== Data for this exercise ==
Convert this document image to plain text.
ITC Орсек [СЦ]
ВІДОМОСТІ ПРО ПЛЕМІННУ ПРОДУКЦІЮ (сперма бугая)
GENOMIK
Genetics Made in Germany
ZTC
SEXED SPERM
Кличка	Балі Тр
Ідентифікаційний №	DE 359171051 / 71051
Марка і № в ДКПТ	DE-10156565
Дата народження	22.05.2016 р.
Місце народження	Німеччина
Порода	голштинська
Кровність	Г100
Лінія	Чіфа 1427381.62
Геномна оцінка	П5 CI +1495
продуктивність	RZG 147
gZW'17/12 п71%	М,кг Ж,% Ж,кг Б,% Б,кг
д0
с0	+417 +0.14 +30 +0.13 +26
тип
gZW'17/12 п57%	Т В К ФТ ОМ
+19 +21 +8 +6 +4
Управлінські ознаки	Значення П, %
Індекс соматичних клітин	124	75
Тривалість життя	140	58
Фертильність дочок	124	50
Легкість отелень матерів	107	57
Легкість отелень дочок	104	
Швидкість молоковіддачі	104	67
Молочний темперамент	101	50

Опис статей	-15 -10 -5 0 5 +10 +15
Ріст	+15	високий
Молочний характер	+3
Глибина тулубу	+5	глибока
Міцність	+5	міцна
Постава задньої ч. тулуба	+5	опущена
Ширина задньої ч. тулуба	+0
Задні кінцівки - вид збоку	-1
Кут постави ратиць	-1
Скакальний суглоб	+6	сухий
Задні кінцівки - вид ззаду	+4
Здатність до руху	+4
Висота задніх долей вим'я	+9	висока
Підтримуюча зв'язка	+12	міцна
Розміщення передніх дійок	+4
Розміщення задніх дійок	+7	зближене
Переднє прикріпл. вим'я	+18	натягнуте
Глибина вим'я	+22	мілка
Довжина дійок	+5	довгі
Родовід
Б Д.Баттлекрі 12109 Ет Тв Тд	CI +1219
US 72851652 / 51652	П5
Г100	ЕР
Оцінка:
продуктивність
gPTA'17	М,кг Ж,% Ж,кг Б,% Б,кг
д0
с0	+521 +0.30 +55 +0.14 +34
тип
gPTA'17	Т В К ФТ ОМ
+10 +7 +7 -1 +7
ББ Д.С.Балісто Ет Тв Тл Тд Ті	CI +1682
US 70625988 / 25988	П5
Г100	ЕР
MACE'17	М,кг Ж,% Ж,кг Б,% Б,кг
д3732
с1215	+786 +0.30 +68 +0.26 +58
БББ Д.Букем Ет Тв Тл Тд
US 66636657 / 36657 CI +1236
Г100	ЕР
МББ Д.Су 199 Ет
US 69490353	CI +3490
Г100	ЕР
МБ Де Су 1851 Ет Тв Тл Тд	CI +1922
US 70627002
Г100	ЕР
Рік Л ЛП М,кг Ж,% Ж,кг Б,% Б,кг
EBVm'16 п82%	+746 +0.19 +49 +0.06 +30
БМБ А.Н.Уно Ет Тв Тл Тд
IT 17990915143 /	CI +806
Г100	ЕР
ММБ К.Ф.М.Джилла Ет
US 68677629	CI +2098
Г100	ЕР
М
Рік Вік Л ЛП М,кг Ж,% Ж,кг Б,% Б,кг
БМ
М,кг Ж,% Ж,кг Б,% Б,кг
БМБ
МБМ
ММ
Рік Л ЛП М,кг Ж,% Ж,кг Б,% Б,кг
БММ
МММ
===
**Exercise:** The reply is to be an exact repeat of the records above.

**Written solution:**
Convert this document image to plain text.
ITC Орсек [СЦ]
ВІДОМОСТІ ПРО ПЛЕМІННУ ПРОДУКЦІЮ (сперма бугая)
GENOMIK
Genetics Made in Germany
ZTC
SEXED SPERM
Кличка	Балі Тр
Ідентифікаційний №	DE 359171051 / 71051
Марка і № в ДКПТ	DE-10156565
Дата народження	22.05.2016 р.
Місце народження	Німеччина
Порода	голштинська
Кровність	Г100
Лінія	Чіфа 1427381.62
Геномна оцінка	П5 CI +1495
продуктивність	RZG 147
gZW'17/12 п71%	М,кг Ж,% Ж,кг Б,% Б,кг
д0
с0	+417 +0.14 +30 +0.13 +26
тип
gZW'17/12 п57%	Т В К ФТ ОМ
+19 +21 +8 +6 +4
Управлінські ознаки	Значення П, %
Індекс соматичних клітин	124	75
Тривалість життя	140	58
Фертильність дочок	124	50
Легкість отелень матерів	107	57
Легкість отелень дочок	104	
Швидкість молоковіддачі	104	67
Молочний темперамент	101	50

Опис статей	-15 -10 -5 0 5 +10 +15
Ріст	+15	високий
Молочний характер	+3
Глибина тулубу	+5	глибока
Міцність	+5	міцна
Постава задньої ч. тулуба	+5	опущена
Ширина задньої ч. тулуба	+0
Задні кінцівки - вид збоку	-1
Кут постави ратиць	-1
Скакальний суглоб	+6	сухий
Задні кінцівки - вид ззаду	+4
Здатність до руху	+4
Висота задніх долей вим'я	+9	висока
Підтримуюча зв'язка	+12	міцна
Розміщення передніх дійок	+4
Розміщення задніх дійок	+7	зближене
Переднє прикріпл. вим'я	+18	натягнуте
Глибина вим'я	+22	мілка
Довжина дійок	+5	довгі
Родовід
Б Д.Баттлекрі 12109 Ет Тв Тд	CI +1219
US 72851652 / 51652	П5
Г100	ЕР
Оцінка:
продуктивність
gPTA'17	М,кг Ж,% Ж,кг Б,% Б,кг
д0
с0	+521 +0.30 +55 +0.14 +34
тип
gPTA'17	Т В К ФТ ОМ
+10 +7 +7 -1 +7
ББ Д.С.Балісто Ет Тв Тл Тд Ті	CI +1682
US 70625988 / 25988	П5
Г100	ЕР
MACE'17	М,кг Ж,% Ж,кг Б,% Б,кг
д3732
с1215	+786 +0.30 +68 +0.26 +58
БББ Д.Букем Ет Тв Тл Тд
US 66636657 / 36657 CI +1236
Г100	ЕР
МББ Д.Су 199 Ет
US 69490353	CI +3490
Г100	ЕР
МБ Де Су 1851 Ет Тв Тл Тд	CI +1922
US 70627002
Г100	ЕР
Рік Л ЛП М,кг Ж,% Ж,кг Б,% Б,кг
EBVm'16 п82%	+746 +0.19 +49 +0.06 +30
БМБ А.Н.Уно Ет Тв Тл Тд
IT 17990915143 /	CI +806
Г100	ЕР
ММБ К.Ф.М.Джилла Ет
US 68677629	CI +2098
Г100	ЕР
М
Рік Вік Л ЛП М,кг Ж,% Ж,кг Б,% Б,кг
БМ
М,кг Ж,% Ж,кг Б,% Б,кг
БМБ
МБМ
ММ
Рік Л ЛП М,кг Ж,% Ж,кг Б,% Б,кг
БММ
МММ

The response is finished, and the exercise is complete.